=== Exercise directions ===
Report the number of lines in these entries that contain "title". Write only the number.

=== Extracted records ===
⁂

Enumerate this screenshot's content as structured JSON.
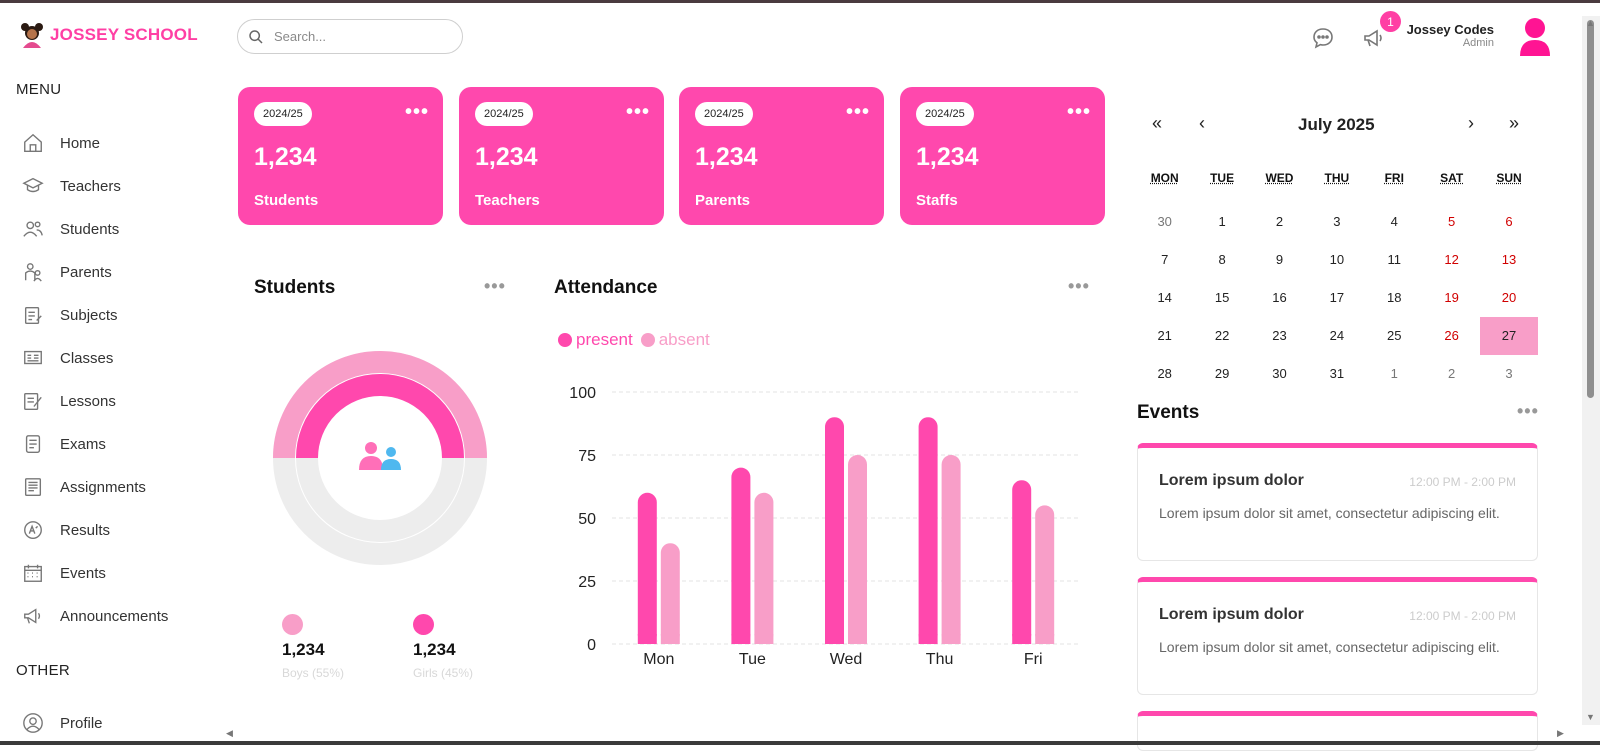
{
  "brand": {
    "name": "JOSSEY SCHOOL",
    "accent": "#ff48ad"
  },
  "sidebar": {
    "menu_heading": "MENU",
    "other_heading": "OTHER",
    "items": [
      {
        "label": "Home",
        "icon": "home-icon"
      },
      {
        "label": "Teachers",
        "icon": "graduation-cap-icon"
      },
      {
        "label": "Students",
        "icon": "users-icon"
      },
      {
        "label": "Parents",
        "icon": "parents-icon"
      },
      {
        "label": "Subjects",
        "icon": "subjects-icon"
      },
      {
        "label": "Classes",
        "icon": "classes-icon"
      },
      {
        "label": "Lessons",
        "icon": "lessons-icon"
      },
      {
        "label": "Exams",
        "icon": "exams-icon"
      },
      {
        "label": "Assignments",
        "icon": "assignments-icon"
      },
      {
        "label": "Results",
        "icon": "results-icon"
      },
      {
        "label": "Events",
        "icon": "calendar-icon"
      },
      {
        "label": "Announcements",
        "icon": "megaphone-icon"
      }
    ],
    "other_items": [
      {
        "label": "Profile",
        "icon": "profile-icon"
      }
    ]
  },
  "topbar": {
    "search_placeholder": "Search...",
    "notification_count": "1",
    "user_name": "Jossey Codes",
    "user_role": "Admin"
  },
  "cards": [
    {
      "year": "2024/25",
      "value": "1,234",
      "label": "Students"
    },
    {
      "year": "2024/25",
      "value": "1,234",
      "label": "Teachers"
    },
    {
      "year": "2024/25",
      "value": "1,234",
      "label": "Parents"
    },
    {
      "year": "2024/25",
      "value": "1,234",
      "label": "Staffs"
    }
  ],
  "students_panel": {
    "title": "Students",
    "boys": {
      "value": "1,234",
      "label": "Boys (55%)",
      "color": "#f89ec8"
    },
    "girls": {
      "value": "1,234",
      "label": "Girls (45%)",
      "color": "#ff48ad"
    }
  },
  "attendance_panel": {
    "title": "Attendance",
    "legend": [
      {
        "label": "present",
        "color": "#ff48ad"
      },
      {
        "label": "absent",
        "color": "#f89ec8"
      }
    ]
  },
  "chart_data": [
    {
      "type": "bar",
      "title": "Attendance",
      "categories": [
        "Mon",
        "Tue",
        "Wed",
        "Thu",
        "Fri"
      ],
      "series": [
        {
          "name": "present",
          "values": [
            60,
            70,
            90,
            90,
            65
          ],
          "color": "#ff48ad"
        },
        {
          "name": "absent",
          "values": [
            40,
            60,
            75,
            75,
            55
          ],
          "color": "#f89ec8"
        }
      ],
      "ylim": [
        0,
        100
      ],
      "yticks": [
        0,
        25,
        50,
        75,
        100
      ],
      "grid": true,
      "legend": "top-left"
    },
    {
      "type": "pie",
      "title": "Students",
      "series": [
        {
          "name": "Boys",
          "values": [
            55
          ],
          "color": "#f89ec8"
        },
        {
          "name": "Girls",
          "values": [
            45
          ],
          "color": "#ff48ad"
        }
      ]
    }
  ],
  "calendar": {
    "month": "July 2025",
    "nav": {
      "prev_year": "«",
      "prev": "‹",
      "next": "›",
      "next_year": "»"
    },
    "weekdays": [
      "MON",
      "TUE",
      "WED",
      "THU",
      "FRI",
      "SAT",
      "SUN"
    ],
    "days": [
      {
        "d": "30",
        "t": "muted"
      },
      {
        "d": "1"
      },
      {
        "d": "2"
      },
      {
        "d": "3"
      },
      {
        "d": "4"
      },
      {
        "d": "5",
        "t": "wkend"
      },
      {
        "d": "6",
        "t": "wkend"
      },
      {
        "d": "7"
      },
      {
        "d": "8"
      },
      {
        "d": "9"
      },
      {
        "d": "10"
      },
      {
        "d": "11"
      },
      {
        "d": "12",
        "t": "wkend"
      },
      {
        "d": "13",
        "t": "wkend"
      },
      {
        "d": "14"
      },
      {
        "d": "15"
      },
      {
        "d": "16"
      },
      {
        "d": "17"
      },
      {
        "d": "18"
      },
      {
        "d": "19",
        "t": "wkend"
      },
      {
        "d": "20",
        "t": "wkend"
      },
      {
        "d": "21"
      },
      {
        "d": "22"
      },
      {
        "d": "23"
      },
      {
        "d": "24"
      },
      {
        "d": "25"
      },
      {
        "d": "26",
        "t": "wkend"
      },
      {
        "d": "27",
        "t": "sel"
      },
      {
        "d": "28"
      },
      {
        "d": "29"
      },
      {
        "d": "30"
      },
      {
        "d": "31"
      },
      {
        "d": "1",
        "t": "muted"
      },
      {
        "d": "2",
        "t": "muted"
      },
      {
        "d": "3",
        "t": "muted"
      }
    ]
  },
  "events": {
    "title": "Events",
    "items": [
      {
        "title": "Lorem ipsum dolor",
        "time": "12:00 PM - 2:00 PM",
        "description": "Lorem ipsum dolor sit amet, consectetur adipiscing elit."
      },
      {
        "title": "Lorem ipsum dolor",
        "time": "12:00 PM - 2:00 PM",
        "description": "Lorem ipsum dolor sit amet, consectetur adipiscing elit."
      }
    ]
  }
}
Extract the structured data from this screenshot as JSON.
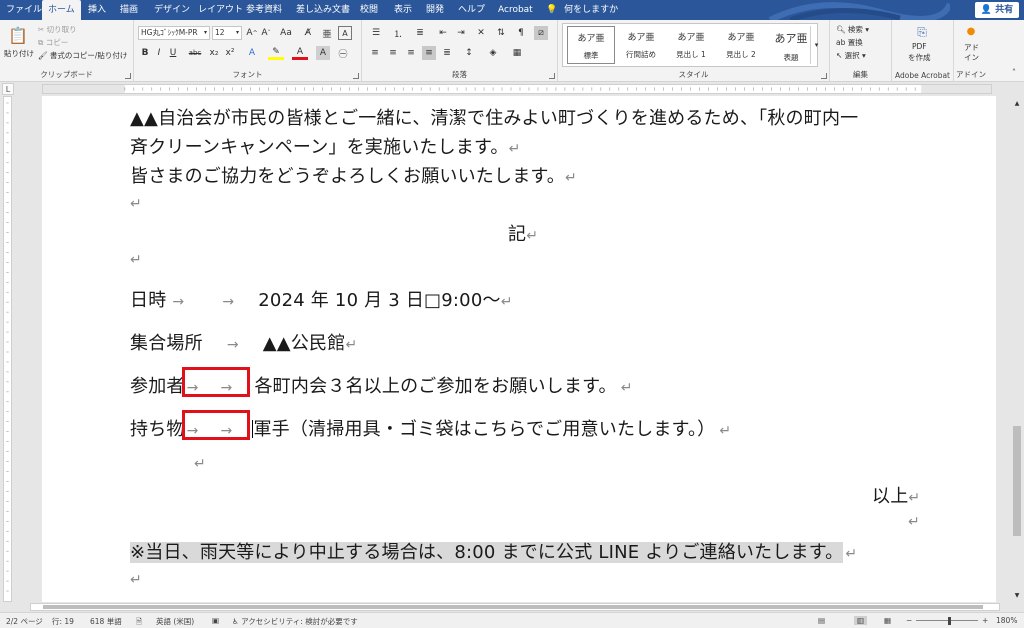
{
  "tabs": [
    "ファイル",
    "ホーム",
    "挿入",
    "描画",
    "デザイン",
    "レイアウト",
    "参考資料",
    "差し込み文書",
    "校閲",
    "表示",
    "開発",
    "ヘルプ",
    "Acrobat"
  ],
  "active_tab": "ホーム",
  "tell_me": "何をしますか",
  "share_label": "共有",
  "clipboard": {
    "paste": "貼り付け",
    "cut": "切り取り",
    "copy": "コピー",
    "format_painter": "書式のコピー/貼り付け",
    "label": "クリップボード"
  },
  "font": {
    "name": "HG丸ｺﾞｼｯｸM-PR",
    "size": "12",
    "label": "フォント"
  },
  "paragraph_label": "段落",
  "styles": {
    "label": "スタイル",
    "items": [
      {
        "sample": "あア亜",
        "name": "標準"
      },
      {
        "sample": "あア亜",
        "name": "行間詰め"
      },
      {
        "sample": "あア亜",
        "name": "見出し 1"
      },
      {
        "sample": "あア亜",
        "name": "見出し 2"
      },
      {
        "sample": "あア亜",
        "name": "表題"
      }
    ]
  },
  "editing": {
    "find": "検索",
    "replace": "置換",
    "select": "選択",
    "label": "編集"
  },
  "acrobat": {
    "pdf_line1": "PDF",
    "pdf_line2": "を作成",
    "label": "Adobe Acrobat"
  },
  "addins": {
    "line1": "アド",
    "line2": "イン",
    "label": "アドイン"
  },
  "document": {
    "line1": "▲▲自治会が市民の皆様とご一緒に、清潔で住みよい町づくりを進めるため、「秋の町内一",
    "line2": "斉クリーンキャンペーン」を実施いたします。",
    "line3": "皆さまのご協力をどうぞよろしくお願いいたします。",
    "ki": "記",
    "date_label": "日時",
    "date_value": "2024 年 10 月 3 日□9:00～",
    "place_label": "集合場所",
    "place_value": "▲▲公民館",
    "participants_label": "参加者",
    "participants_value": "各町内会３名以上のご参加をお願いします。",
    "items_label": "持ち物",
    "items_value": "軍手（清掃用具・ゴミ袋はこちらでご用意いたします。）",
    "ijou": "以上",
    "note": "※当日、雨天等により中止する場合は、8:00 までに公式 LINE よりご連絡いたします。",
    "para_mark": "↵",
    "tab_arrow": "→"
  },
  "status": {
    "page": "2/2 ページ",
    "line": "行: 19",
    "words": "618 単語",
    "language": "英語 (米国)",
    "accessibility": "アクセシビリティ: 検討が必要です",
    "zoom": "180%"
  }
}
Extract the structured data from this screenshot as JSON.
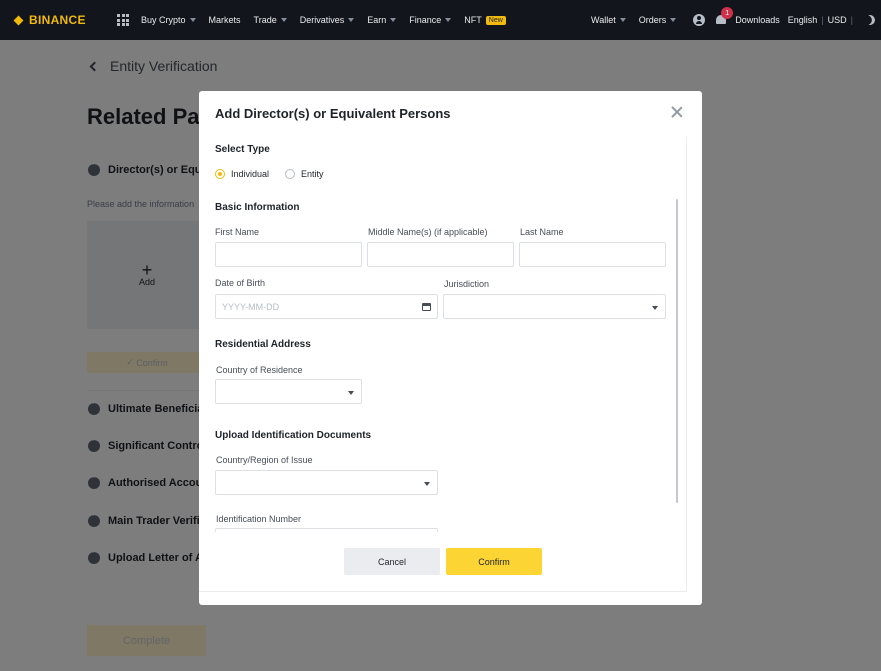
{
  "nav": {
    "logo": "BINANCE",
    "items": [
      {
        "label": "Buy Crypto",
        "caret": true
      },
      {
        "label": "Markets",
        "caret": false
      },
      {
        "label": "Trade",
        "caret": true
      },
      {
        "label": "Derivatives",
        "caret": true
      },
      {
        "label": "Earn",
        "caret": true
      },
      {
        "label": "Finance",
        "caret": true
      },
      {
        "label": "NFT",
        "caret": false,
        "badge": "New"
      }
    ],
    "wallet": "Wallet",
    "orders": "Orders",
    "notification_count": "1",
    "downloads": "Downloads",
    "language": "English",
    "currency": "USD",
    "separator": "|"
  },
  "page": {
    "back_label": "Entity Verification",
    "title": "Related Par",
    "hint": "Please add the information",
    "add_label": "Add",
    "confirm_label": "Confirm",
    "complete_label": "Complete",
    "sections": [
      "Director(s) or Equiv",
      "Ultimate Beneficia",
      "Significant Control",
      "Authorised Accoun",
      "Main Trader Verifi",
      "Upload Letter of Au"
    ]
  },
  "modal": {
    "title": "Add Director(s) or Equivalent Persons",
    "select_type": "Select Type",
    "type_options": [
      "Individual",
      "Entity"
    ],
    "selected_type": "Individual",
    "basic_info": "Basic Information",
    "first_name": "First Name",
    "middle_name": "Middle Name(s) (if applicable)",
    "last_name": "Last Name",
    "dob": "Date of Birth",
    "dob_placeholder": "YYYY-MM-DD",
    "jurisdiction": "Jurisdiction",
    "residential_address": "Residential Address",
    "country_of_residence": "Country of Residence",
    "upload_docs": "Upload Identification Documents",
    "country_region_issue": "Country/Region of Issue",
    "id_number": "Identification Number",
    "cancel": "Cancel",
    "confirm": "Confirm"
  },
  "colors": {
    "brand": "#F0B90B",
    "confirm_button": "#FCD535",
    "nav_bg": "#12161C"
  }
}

⁂

=== Answer to this task ===
9